*APPLY WHAT YOU READ*:
1. Answer these questions from the debt advice column:
(a) How old does the writer say he is?
(b) How much extra does he have to find for petrol every week to see his daughter?
(c) Which organization has he been in touch with for help?
2. Carry on the debt advice column from the point where it stops.

How do I deal with the debt my girlfriend left me in?
I am 32 and my life is in a mess. For four years I lived with my girlfriend and we had a daughter together who is the best thing that’s ever happened to me. However, the relationship with my girlfriend has fallen apart because we argued all the time. She also saw her ex-husband behind my back.
One day I came home, and she’d gone taking our daughter with her. She left me deep in debt with arrears in rent, water and credit cards, which she talked me into taking out in my name. She then set her solicitor on me to try and claim money for maintenance – which I’m more than happy to do but she didn’t even try to come to some sort of agreement beforehand. I’ve been struggling for two years to meet minimum payments on all the debts she built up.
On top of that, with Christmas coming, she’s decided to move to the other end of the country, and I have to find an extra £20 for petrol every week just to see my daughter. My company has cut back on everything because of Covid and I can’t get another part time job right now to try and cope with this debt.
I’ve been in touch with the Citizens’ Advice Bureau for help but all in all, I feel like a complete failure and I cannot see a future for me. I’ve destroyed my credit history and any dream I had for a happy family life and home is gone. I feel so alone and what woman is going to want anything to do with me in this financial state? Will I ever be able to get loans or credit again?
“Until your current financial problems are resolved, or at best controlled, I think loans and credit are the last things you should be worrying about right now. Because of coronavirus and the subsequent economic effects, more and more people are struggling financially right now. That is particularly challenging with Christmas on the horizon.

(Records taken from a dataset)
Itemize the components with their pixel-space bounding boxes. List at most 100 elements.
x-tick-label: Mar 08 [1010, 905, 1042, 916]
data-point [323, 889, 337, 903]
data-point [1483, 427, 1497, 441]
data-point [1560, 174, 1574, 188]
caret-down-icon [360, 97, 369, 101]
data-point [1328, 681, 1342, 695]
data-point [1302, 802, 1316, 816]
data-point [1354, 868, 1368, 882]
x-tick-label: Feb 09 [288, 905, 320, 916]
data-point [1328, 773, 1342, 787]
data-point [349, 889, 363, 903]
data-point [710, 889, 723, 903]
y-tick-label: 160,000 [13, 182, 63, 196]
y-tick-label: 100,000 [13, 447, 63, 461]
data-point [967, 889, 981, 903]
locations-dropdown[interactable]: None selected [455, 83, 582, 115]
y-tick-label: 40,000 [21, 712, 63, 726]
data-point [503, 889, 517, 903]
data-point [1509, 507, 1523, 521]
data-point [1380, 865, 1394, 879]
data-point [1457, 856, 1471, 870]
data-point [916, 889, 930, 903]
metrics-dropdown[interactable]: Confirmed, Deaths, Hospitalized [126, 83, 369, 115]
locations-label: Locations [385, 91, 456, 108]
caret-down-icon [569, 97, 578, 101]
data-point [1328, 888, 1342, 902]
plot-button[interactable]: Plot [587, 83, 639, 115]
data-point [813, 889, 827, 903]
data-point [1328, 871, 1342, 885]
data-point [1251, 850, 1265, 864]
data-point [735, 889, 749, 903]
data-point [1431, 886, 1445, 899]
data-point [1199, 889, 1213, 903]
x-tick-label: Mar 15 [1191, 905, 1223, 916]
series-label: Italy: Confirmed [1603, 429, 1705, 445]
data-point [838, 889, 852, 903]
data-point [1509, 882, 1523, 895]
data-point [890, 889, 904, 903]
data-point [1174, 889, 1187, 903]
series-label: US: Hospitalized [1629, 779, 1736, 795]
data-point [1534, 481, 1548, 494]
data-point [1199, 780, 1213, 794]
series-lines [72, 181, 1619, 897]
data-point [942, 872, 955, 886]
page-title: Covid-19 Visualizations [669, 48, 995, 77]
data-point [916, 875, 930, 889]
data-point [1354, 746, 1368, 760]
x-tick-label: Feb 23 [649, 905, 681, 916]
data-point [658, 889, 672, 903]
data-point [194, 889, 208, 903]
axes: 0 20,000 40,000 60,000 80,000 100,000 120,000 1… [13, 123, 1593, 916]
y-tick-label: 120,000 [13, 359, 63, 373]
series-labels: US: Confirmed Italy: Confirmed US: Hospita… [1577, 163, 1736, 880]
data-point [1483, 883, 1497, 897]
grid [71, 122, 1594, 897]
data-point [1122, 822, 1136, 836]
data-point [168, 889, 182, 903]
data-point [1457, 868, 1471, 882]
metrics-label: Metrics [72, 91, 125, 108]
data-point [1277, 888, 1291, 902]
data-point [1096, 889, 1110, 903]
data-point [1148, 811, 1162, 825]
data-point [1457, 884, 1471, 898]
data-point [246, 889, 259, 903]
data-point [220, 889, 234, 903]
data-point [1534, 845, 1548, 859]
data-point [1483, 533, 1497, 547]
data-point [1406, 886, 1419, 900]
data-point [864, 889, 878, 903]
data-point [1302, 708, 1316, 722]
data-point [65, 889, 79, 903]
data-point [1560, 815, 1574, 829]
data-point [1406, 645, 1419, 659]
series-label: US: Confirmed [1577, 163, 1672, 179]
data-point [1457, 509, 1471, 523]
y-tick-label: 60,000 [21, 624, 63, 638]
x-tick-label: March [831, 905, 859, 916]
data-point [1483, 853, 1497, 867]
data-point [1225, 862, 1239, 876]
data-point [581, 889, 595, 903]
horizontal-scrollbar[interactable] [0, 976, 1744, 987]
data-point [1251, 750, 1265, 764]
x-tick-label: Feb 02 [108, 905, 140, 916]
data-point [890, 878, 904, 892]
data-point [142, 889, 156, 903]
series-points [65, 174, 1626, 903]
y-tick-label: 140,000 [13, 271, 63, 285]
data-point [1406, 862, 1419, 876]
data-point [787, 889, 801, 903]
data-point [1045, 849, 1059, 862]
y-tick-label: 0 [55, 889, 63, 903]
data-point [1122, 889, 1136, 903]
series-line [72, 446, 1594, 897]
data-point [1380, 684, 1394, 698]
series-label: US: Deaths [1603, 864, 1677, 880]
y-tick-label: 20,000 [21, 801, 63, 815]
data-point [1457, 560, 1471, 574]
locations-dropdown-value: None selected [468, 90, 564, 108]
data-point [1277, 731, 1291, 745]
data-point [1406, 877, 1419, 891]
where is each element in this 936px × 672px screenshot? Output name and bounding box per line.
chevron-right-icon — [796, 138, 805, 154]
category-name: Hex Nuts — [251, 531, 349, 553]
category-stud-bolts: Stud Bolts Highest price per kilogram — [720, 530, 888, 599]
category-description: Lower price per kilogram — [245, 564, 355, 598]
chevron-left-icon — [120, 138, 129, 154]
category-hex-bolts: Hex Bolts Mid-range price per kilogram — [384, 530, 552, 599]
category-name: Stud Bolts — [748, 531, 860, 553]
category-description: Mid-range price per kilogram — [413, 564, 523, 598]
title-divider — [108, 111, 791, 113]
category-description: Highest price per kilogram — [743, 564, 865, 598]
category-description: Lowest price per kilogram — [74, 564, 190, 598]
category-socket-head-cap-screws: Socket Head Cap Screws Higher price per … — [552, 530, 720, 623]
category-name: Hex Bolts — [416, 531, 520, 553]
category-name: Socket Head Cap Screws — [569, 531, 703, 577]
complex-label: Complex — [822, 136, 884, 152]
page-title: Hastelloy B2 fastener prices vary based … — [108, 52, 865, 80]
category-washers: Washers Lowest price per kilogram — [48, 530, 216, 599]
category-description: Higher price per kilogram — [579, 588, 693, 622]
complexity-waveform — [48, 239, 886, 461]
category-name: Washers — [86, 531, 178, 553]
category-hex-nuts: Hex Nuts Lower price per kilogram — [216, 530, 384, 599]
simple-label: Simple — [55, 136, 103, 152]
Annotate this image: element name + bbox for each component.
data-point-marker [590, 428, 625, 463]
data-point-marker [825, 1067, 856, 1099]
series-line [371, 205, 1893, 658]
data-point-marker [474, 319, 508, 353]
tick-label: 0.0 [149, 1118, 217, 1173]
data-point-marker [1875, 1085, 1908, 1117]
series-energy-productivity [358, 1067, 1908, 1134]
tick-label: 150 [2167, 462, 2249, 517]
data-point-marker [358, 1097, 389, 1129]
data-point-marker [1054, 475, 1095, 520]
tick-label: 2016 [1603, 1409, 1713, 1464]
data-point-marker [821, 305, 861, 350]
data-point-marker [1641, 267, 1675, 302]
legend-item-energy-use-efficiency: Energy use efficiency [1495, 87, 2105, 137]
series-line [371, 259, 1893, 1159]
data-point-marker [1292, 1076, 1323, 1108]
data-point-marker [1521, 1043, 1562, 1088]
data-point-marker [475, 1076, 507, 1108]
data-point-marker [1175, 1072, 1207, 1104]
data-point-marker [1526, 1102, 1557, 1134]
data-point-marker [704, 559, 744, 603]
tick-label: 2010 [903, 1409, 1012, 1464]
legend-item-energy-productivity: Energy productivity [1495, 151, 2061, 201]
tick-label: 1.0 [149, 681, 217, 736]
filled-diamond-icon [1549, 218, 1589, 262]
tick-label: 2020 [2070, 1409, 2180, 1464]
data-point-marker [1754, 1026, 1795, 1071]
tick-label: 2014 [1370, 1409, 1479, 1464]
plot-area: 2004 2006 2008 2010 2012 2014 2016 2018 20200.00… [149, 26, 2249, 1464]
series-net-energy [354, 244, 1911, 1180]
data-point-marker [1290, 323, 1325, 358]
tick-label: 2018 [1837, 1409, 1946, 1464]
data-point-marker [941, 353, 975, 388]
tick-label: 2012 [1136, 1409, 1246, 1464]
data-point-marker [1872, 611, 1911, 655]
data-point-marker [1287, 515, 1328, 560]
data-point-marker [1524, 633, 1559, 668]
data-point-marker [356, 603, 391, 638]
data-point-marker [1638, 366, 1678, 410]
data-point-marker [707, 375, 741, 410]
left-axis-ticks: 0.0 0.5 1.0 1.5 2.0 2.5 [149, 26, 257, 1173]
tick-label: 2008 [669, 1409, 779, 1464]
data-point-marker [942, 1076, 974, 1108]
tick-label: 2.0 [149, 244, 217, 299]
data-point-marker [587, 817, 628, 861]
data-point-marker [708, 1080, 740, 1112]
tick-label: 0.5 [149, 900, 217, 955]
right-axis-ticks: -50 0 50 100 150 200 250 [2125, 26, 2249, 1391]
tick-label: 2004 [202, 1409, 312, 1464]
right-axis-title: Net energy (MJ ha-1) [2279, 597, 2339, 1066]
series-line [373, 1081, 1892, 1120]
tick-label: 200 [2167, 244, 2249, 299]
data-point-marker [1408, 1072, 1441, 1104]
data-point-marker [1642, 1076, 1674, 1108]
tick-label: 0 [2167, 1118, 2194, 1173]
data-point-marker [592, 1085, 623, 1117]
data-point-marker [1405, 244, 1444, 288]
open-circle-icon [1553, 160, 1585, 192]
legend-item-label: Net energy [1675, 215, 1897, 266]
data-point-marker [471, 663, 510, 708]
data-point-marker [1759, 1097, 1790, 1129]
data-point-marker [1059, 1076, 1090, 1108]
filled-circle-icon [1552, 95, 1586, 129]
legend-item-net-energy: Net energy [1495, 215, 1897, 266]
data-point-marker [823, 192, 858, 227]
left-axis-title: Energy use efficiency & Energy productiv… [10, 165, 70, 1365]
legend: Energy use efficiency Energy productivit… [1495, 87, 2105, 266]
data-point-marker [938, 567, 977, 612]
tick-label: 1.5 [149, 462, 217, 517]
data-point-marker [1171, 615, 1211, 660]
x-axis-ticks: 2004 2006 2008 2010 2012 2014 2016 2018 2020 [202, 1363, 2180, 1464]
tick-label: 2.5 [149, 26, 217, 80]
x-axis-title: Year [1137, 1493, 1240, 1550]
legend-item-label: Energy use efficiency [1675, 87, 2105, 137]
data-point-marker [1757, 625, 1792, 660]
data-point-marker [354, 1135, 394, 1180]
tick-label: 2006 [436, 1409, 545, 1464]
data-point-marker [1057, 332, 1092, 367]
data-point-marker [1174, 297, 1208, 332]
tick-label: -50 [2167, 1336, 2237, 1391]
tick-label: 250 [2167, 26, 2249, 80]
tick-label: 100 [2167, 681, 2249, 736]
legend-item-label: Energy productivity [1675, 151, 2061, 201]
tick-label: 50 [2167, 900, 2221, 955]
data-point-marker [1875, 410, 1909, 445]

*RESULTS IN ORDER*:
1.
(a) 32
(b) £20
(c) The Citizens' Advice Bureau

2.
“No debt problems are unsolvable though, and whilst it may take time, there is a way to deal with them and the sooner you do so, the better. You’ve done the right thing by going to the Citizens’ Advice Bureau and I am sure they will be able to negotiate a workable solution for your debt problems for you. I would also suggest you look at the website for StepChange which is a charity set up to help people get their finances back on track. Their comprehensive website is full of useful advice, and they can help you to set up a debt management plan.
“The very fact you’ve acknowledged you have a problem is a good thing. So many people simply shut their eyes when they get into financial difficulties and hope things will resolve themselves – which of course, they don’t. If debts are ignored, things will only get worse but, in time, and if you continue to make regular payments, your credit history will improve. However, this is not going to happen overnight and, whilst this is probably not what you want to hear, I’m afraid patience is the key.
“You’ve had more than your fair share of problems in the last couple of years and I can understand why you feel so down, but please try to stay positive, especially when you see you daughter. If she gets any inkling that you are finding it difficult to see her, she may start to feel guilty and think she’s responsible for making you miserable – and that’s the last thing you want.
“As for finding a new relationship, don’t assume that debt is going to stop you having relationships.Not everyone is motivated by money and, if you show yourself to be a responsible, caring person, there are plenty of women who are going to be interested.”